Stored data:
— BEGIN —

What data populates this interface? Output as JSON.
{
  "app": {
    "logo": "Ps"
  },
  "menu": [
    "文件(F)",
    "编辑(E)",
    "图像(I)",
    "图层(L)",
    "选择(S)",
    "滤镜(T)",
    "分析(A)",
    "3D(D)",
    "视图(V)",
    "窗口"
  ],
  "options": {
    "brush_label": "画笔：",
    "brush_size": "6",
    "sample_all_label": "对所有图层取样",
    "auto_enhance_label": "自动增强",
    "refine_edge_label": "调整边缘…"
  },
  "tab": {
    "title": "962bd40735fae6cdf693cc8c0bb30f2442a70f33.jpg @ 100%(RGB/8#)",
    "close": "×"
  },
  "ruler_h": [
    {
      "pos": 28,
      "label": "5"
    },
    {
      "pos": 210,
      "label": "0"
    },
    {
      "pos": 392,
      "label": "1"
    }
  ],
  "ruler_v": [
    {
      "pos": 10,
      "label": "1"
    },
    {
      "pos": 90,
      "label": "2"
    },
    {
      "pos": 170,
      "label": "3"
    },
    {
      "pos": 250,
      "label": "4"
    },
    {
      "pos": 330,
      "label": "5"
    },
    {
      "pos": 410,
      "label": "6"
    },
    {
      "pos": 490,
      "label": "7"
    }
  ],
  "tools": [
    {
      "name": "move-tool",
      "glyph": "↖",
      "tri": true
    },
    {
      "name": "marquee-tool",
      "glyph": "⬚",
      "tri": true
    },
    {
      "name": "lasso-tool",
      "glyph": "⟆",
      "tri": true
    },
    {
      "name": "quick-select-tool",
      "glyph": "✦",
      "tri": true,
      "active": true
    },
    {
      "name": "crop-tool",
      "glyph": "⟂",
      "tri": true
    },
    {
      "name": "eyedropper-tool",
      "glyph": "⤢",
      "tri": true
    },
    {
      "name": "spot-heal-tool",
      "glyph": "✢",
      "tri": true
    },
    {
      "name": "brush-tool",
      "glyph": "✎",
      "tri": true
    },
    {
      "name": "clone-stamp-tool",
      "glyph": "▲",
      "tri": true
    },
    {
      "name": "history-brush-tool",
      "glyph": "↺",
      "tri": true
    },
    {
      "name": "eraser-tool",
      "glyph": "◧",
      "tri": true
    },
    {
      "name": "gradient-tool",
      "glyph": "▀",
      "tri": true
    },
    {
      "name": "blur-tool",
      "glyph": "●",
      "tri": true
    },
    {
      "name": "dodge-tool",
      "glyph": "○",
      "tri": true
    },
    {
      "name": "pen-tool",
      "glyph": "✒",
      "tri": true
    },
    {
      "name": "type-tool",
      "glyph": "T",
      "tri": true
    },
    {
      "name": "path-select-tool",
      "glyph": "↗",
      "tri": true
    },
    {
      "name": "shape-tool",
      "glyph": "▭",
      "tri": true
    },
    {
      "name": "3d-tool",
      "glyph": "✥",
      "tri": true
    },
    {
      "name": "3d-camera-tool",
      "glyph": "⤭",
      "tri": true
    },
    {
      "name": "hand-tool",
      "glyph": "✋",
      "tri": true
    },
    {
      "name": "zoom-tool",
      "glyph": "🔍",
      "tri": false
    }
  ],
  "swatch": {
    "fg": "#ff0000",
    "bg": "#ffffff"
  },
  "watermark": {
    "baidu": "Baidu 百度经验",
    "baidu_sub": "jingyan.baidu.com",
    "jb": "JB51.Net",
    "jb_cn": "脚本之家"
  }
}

— END —

§ Request: How many lines of these entries contain the string "baidu"? Reply with the number alone.

§ Answer to this exercise: 2